--- START Record set ---

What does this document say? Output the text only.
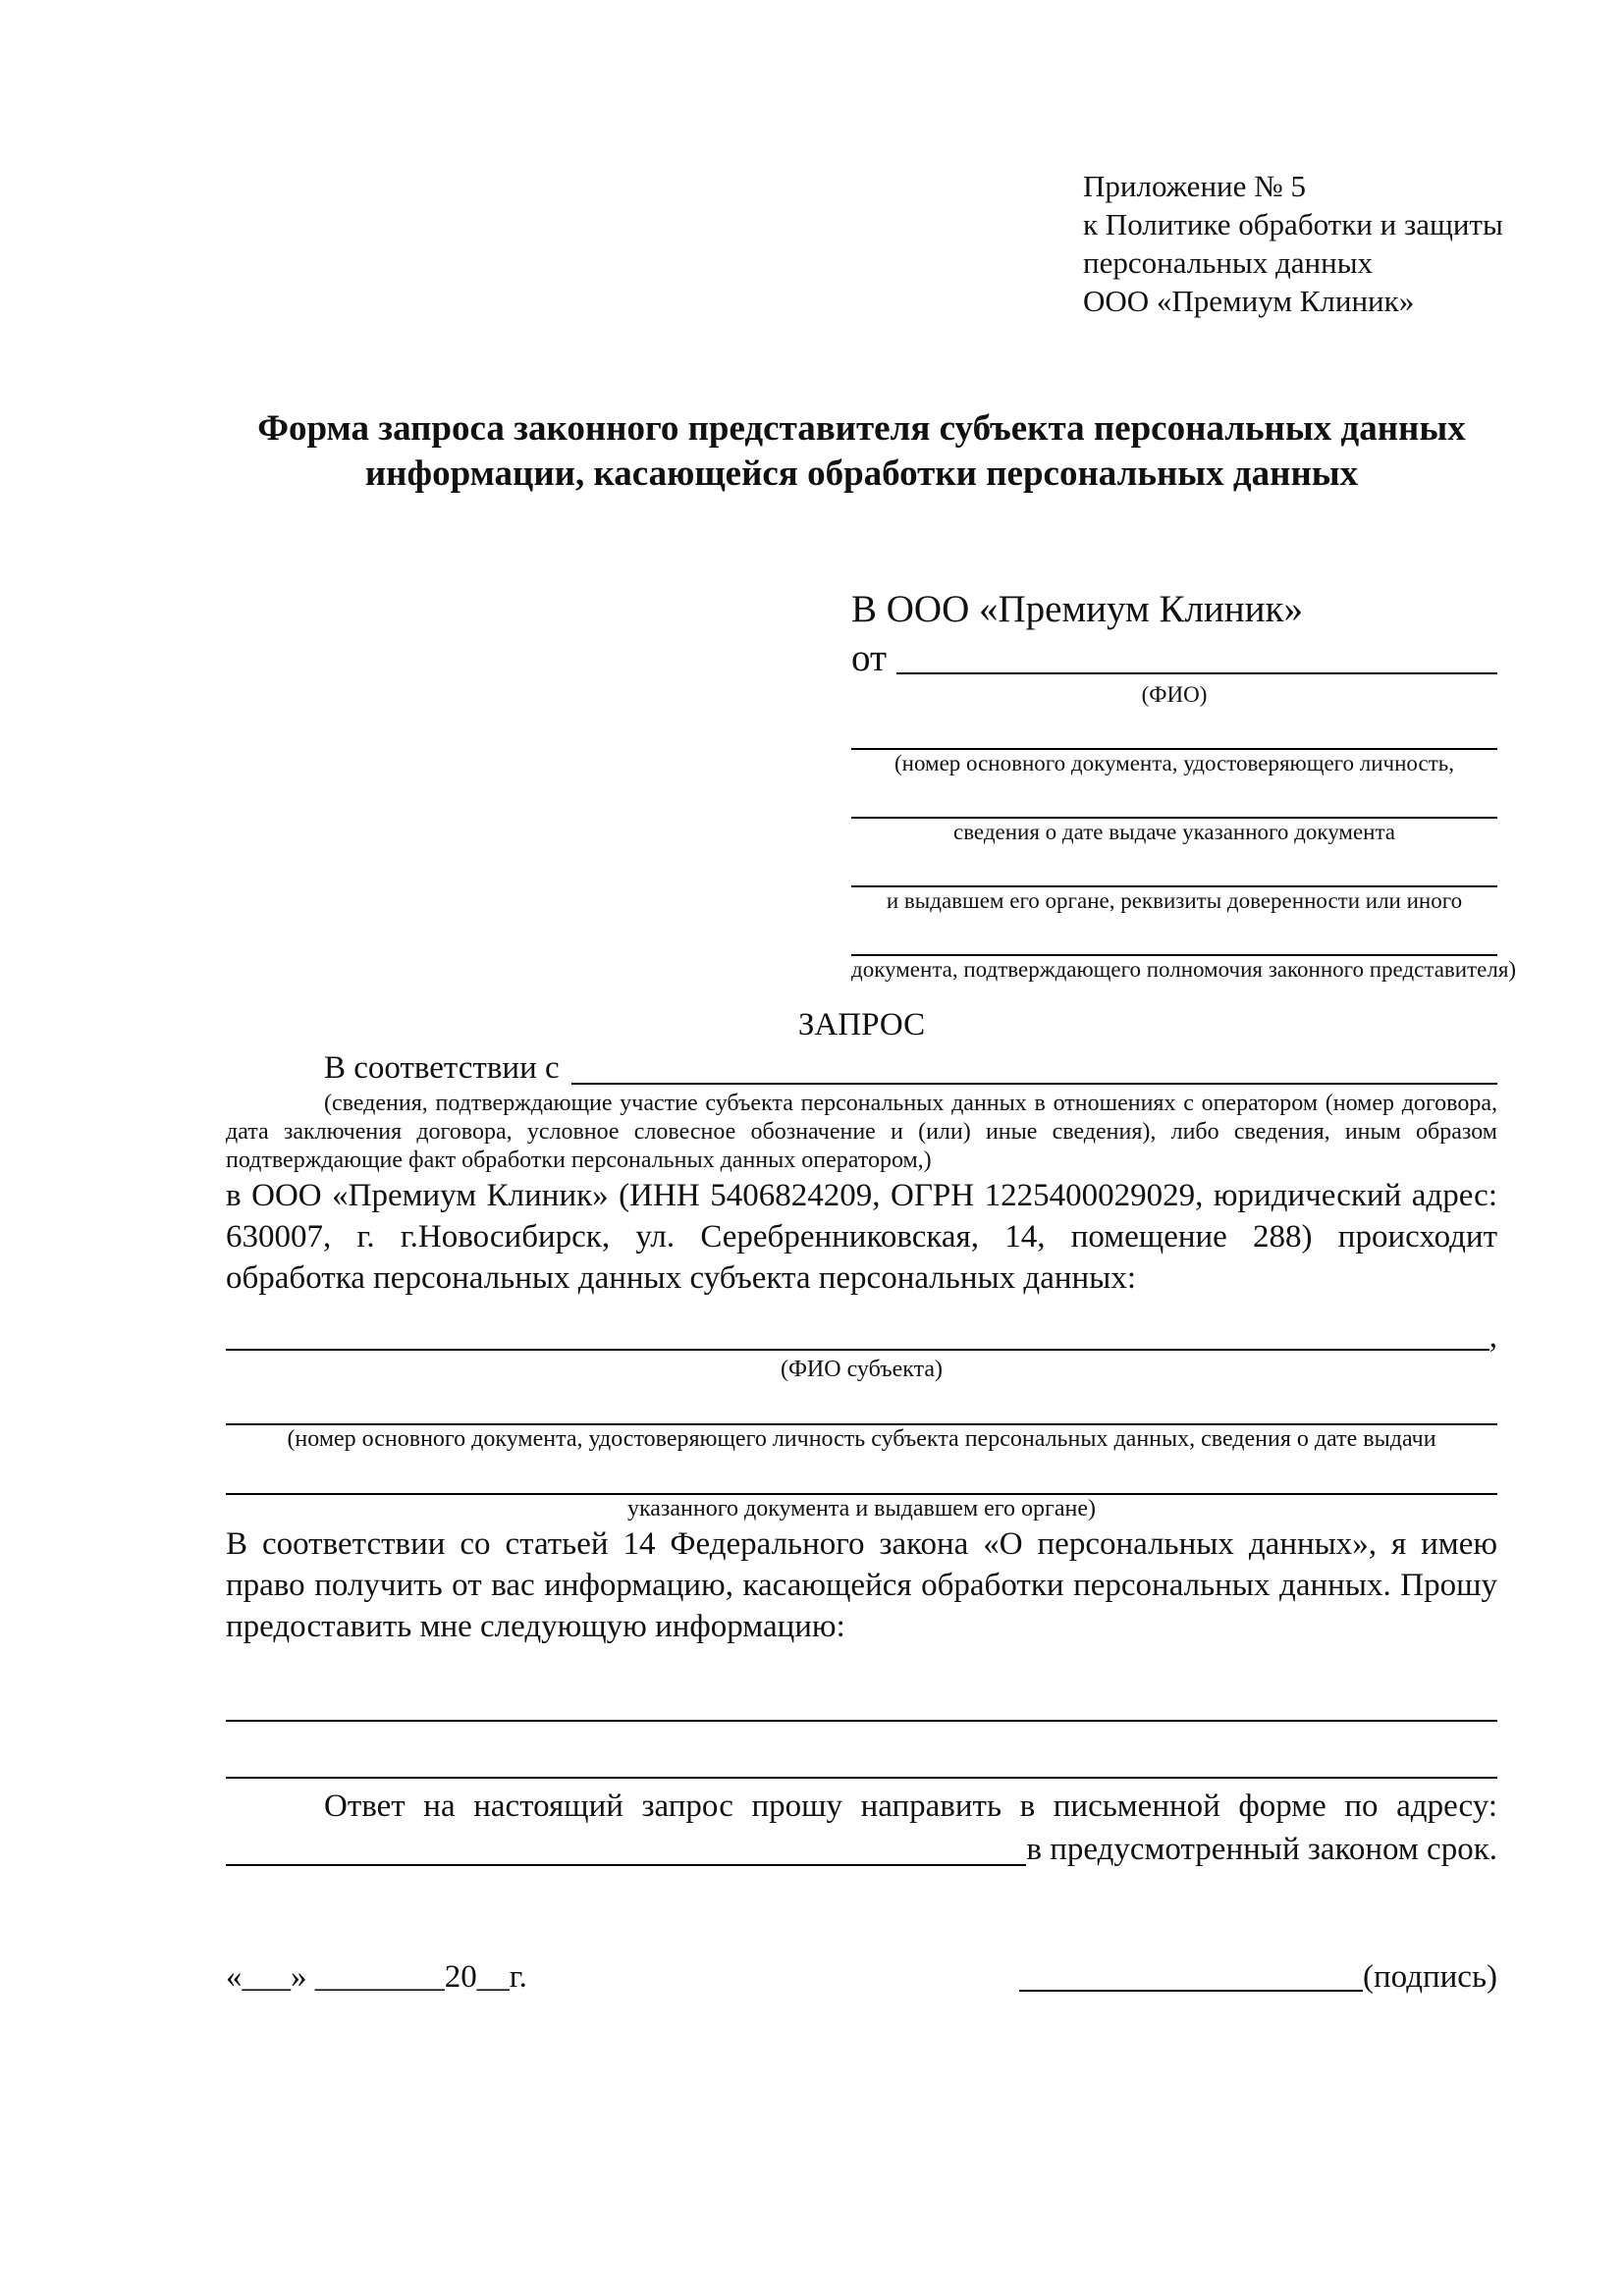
Приложение № 5
к Политике обработки и защиты
персональных данных
ООО «Премиум Клиник»
Форма запроса законного представителя субъекта персональных данных
информации, касающейся обработки персональных данных
В ООО «Премиум Клиник»
от
(ФИО)
(номер основного документа, удостоверяющего личность,
сведения о дате выдаче указанного документа
и выдавшем его органе, реквизиты доверенности или иного
документа, подтверждающего полномочия законного представителя)
ЗАПРОС
В соответствии с
(сведения, подтверждающие участие субъекта персональных данных в отношениях с оператором (номер договора, дата заключения договора, условное словесное обозначение и (или) иные сведения), либо сведения, иным образом подтверждающие факт обработки персональных данных оператором,)
в ООО «Премиум Клиник» (ИНН 5406824209, ОГРН 1225400029029, юридический адрес: 630007, г. г.Новосибирск, ул. Серебренниковская, 14, помещение 288) происходит обработка персональных данных субъекта персональных данных:
,
(ФИО субъекта)
(номер основного документа, удостоверяющего личность субъекта персональных данных, сведения о дате выдачи
указанного документа и выдавшем его органе)
В соответствии со статьей 14 Федерального закона «О персональных данных», я имею право получить от вас информацию, касающейся обработки персональных данных. Прошу предоставить мне следующую информацию:
Ответ на настоящий запрос прошу направить в письменной форме по адресу:
в предусмотренный законом срок.
«___» ________20__г.	(подпись)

--- END Record set ---

Problem requirements
Pictures in the records should not appear in your copy, but everything else must be transcribed exactly.

Response for this exercise
What does this document say? Output the text only.
Приложение № 5
к Политике обработки и защиты
персональных данных
ООО «Премиум Клиник»
Форма запроса законного представителя субъекта персональных данных
информации, касающейся обработки персональных данных
В ООО «Премиум Клиник»
от
(ФИО)
(номер основного документа, удостоверяющего личность,
сведения о дате выдаче указанного документа
и выдавшем его органе, реквизиты доверенности или иного
документа, подтверждающего полномочия законного представителя)
ЗАПРОС
В соответствии с
(сведения, подтверждающие участие субъекта персональных данных в отношениях с оператором (номер договора, дата заключения договора, условное словесное обозначение и (или) иные сведения), либо сведения, иным образом подтверждающие факт обработки персональных данных оператором,)
в ООО «Премиум Клиник» (ИНН 5406824209, ОГРН 1225400029029, юридический адрес: 630007, г. г.Новосибирск, ул. Серебренниковская, 14, помещение 288) происходит обработка персональных данных субъекта персональных данных:
,
(ФИО субъекта)
(номер основного документа, удостоверяющего личность субъекта персональных данных, сведения о дате выдачи
указанного документа и выдавшем его органе)
В соответствии со статьей 14 Федерального закона «О персональных данных», я имею право получить от вас информацию, касающейся обработки персональных данных. Прошу предоставить мне следующую информацию:
Ответ на настоящий запрос прошу направить в письменной форме по адресу:
в предусмотренный законом срок.
«___» ________20__г.	(подпись)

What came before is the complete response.